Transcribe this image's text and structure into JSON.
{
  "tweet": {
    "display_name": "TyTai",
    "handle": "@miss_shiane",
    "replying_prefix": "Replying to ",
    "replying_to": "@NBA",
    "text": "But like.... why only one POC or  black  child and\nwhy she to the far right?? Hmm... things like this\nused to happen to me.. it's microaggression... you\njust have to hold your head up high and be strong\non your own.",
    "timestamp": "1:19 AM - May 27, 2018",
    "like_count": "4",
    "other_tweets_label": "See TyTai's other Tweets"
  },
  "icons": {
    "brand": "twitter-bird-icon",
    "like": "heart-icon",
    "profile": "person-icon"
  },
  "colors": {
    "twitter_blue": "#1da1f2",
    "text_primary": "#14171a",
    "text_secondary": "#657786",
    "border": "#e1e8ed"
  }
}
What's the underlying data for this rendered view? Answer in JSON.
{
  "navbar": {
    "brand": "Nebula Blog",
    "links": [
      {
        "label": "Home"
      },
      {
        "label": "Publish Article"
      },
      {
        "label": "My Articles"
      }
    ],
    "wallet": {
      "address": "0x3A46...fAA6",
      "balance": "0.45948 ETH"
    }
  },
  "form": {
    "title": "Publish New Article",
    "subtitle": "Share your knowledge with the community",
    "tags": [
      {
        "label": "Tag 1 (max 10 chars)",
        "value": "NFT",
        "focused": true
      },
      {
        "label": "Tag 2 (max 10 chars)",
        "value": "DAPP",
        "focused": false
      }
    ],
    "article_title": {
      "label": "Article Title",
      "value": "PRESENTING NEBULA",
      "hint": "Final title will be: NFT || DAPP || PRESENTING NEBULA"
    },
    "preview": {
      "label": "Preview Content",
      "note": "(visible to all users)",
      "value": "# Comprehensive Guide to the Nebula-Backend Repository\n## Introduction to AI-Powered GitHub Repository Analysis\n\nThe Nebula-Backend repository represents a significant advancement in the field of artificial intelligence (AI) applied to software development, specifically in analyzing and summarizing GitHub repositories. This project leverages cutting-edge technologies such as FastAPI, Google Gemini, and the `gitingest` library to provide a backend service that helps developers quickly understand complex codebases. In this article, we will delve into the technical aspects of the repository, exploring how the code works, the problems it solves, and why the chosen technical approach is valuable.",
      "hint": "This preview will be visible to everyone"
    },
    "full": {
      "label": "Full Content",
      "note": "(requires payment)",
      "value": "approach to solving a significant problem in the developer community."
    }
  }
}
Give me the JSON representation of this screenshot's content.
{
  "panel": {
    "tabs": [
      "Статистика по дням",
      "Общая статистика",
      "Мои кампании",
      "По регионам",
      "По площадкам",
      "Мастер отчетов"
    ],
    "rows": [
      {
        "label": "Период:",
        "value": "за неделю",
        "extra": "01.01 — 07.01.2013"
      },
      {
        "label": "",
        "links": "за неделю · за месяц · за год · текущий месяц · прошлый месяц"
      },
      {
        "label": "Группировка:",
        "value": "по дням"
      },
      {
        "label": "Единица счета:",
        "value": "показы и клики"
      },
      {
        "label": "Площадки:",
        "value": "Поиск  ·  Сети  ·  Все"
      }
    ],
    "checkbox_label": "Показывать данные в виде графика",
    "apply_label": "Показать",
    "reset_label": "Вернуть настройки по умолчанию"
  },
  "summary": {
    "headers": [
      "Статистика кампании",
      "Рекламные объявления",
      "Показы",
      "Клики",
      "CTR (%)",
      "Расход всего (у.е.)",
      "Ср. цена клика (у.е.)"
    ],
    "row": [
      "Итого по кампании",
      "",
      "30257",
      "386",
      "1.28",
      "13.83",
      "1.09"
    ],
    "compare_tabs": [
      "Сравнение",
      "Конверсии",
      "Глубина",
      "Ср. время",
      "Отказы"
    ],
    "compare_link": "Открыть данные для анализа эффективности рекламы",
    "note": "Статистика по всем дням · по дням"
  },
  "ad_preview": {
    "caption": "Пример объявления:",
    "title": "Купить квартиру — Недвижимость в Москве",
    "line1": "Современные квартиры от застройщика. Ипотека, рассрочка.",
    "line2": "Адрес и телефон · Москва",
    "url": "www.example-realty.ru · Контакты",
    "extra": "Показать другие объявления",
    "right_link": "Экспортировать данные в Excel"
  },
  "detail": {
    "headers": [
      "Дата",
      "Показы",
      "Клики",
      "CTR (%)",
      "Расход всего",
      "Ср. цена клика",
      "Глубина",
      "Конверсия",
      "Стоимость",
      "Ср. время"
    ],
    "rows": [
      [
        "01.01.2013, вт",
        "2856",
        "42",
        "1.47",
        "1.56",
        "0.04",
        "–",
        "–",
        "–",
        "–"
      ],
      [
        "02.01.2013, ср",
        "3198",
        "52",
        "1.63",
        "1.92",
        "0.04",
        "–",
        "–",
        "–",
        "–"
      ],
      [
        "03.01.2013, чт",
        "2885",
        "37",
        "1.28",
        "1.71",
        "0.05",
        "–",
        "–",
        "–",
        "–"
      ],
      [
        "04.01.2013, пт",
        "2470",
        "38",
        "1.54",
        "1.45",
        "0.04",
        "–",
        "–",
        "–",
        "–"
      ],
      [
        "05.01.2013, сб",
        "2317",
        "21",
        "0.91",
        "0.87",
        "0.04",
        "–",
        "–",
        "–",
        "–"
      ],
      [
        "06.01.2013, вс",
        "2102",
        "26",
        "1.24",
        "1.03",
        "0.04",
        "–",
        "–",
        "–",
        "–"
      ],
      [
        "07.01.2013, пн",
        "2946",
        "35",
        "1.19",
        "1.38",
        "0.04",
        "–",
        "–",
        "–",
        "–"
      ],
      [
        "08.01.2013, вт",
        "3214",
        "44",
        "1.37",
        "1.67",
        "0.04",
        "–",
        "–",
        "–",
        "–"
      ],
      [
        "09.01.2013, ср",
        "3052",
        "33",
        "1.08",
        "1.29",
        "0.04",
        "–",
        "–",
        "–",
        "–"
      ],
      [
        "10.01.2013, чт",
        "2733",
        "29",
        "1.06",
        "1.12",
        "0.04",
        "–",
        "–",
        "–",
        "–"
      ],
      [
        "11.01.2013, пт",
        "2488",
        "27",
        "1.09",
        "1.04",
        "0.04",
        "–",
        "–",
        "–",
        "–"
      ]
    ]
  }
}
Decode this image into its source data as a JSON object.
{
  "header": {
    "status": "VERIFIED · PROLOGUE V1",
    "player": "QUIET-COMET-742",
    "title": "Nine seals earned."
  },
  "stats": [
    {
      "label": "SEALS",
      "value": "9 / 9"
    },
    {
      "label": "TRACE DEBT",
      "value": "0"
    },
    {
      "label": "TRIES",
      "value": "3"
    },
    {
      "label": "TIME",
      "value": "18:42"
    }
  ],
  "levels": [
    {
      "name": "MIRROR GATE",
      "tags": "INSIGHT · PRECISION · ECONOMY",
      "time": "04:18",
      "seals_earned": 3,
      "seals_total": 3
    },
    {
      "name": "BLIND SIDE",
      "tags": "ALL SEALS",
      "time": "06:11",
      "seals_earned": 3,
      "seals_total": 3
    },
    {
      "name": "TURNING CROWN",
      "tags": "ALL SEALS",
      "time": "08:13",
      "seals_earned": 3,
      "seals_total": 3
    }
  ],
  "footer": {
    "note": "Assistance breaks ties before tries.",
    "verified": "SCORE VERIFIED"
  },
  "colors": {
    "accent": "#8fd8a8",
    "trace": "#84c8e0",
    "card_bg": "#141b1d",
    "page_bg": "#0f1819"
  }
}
----
• _Required task_:
Word for word, write out all of the data above.

• _Solution for this task_:
Transcribe this image's text and structure into JSON.
{
  "tweet": {
    "display_name": "TyTai",
    "handle": "@miss_shiane",
    "replying_prefix": "Replying to ",
    "replying_to": "@NBA",
    "text": "But like.... why only one POC or  black  child and\nwhy she to the far right?? Hmm... things like this\nused to happen to me.. it's microaggression... you\njust have to hold your head up high and be strong\non your own.",
    "timestamp": "1:19 AM - May 27, 2018",
    "like_count": "4",
    "other_tweets_label": "See TyTai's other Tweets"
  },
  "icons": {
    "brand": "twitter-bird-icon",
    "like": "heart-icon",
    "profile": "person-icon"
  },
  "colors": {
    "twitter_blue": "#1da1f2",
    "text_primary": "#14171a",
    "text_secondary": "#657786",
    "border": "#e1e8ed"
  }
}
What's the underlying data for this rendered view? Answer in JSON.
{
  "navbar": {
    "brand": "Nebula Blog",
    "links": [
      {
        "label": "Home"
      },
      {
        "label": "Publish Article"
      },
      {
        "label": "My Articles"
      }
    ],
    "wallet": {
      "address": "0x3A46...fAA6",
      "balance": "0.45948 ETH"
    }
  },
  "form": {
    "title": "Publish New Article",
    "subtitle": "Share your knowledge with the community",
    "tags": [
      {
        "label": "Tag 1 (max 10 chars)",
        "value": "NFT",
        "focused": true
      },
      {
        "label": "Tag 2 (max 10 chars)",
        "value": "DAPP",
        "focused": false
      }
    ],
    "article_title": {
      "label": "Article Title",
      "value": "PRESENTING NEBULA",
      "hint": "Final title will be: NFT || DAPP || PRESENTING NEBULA"
    },
    "preview": {
      "label": "Preview Content",
      "note": "(visible to all users)",
      "value": "# Comprehensive Guide to the Nebula-Backend Repository\n## Introduction to AI-Powered GitHub Repository Analysis\n\nThe Nebula-Backend repository represents a significant advancement in the field of artificial intelligence (AI) applied to software development, specifically in analyzing and summarizing GitHub repositories. This project leverages cutting-edge technologies such as FastAPI, Google Gemini, and the `gitingest` library to provide a backend service that helps developers quickly understand complex codebases. In this article, we will delve into the technical aspects of the repository, exploring how the code works, the problems it solves, and why the chosen technical approach is valuable.",
      "hint": "This preview will be visible to everyone"
    },
    "full": {
      "label": "Full Content",
      "note": "(requires payment)",
      "value": "approach to solving a significant problem in the developer community."
    }
  }
}
Give me the JSON representation of this screenshot's content.
{
  "panel": {
    "tabs": [
      "Статистика по дням",
      "Общая статистика",
      "Мои кампании",
      "По регионам",
      "По площадкам",
      "Мастер отчетов"
    ],
    "rows": [
      {
        "label": "Период:",
        "value": "за неделю",
        "extra": "01.01 — 07.01.2013"
      },
      {
        "label": "",
        "links": "за неделю · за месяц · за год · текущий месяц · прошлый месяц"
      },
      {
        "label": "Группировка:",
        "value": "по дням"
      },
      {
        "label": "Единица счета:",
        "value": "показы и клики"
      },
      {
        "label": "Площадки:",
        "value": "Поиск  ·  Сети  ·  Все"
      }
    ],
    "checkbox_label": "Показывать данные в виде графика",
    "apply_label": "Показать",
    "reset_label": "Вернуть настройки по умолчанию"
  },
  "summary": {
    "headers": [
      "Статистика кампании",
      "Рекламные объявления",
      "Показы",
      "Клики",
      "CTR (%)",
      "Расход всего (у.е.)",
      "Ср. цена клика (у.е.)"
    ],
    "row": [
      "Итого по кампании",
      "",
      "30257",
      "386",
      "1.28",
      "13.83",
      "1.09"
    ],
    "compare_tabs": [
      "Сравнение",
      "Конверсии",
      "Глубина",
      "Ср. время",
      "Отказы"
    ],
    "compare_link": "Открыть данные для анализа эффективности рекламы",
    "note": "Статистика по всем дням · по дням"
  },
  "ad_preview": {
    "caption": "Пример объявления:",
    "title": "Купить квартиру — Недвижимость в Москве",
    "line1": "Современные квартиры от застройщика. Ипотека, рассрочка.",
    "line2": "Адрес и телефон · Москва",
    "url": "www.example-realty.ru · Контакты",
    "extra": "Показать другие объявления",
    "right_link": "Экспортировать данные в Excel"
  },
  "detail": {
    "headers": [
      "Дата",
      "Показы",
      "Клики",
      "CTR (%)",
      "Расход всего",
      "Ср. цена клика",
      "Глубина",
      "Конверсия",
      "Стоимость",
      "Ср. время"
    ],
    "rows": [
      [
        "01.01.2013, вт",
        "2856",
        "42",
        "1.47",
        "1.56",
        "0.04",
        "–",
        "–",
        "–",
        "–"
      ],
      [
        "02.01.2013, ср",
        "3198",
        "52",
        "1.63",
        "1.92",
        "0.04",
        "–",
        "–",
        "–",
        "–"
      ],
      [
        "03.01.2013, чт",
        "2885",
        "37",
        "1.28",
        "1.71",
        "0.05",
        "–",
        "–",
        "–",
        "–"
      ],
      [
        "04.01.2013, пт",
        "2470",
        "38",
        "1.54",
        "1.45",
        "0.04",
        "–",
        "–",
        "–",
        "–"
      ],
      [
        "05.01.2013, сб",
        "2317",
        "21",
        "0.91",
        "0.87",
        "0.04",
        "–",
        "–",
        "–",
        "–"
      ],
      [
        "06.01.2013, вс",
        "2102",
        "26",
        "1.24",
        "1.03",
        "0.04",
        "–",
        "–",
        "–",
        "–"
      ],
      [
        "07.01.2013, пн",
        "2946",
        "35",
        "1.19",
        "1.38",
        "0.04",
        "–",
        "–",
        "–",
        "–"
      ],
      [
        "08.01.2013, вт",
        "3214",
        "44",
        "1.37",
        "1.67",
        "0.04",
        "–",
        "–",
        "–",
        "–"
      ],
      [
        "09.01.2013, ср",
        "3052",
        "33",
        "1.08",
        "1.29",
        "0.04",
        "–",
        "–",
        "–",
        "–"
      ],
      [
        "10.01.2013, чт",
        "2733",
        "29",
        "1.06",
        "1.12",
        "0.04",
        "–",
        "–",
        "–",
        "–"
      ],
      [
        "11.01.2013, пт",
        "2488",
        "27",
        "1.09",
        "1.04",
        "0.04",
        "–",
        "–",
        "–",
        "–"
      ]
    ]
  }
}
Decode this image into its source data as a JSON object.
{
  "header": {
    "status": "VERIFIED · PROLOGUE V1",
    "player": "QUIET-COMET-742",
    "title": "Nine seals earned."
  },
  "stats": [
    {
      "label": "SEALS",
      "value": "9 / 9"
    },
    {
      "label": "TRACE DEBT",
      "value": "0"
    },
    {
      "label": "TRIES",
      "value": "3"
    },
    {
      "label": "TIME",
      "value": "18:42"
    }
  ],
  "levels": [
    {
      "name": "MIRROR GATE",
      "tags": "INSIGHT · PRECISION · ECONOMY",
      "time": "04:18",
      "seals_earned": 3,
      "seals_total": 3
    },
    {
      "name": "BLIND SIDE",
      "tags": "ALL SEALS",
      "time": "06:11",
      "seals_earned": 3,
      "seals_total": 3
    },
    {
      "name": "TURNING CROWN",
      "tags": "ALL SEALS",
      "time": "08:13",
      "seals_earned": 3,
      "seals_total": 3
    }
  ],
  "footer": {
    "note": "Assistance breaks ties before tries.",
    "verified": "SCORE VERIFIED"
  },
  "colors": {
    "accent": "#8fd8a8",
    "trace": "#84c8e0",
    "card_bg": "#141b1d",
    "page_bg": "#0f1819"
  }
}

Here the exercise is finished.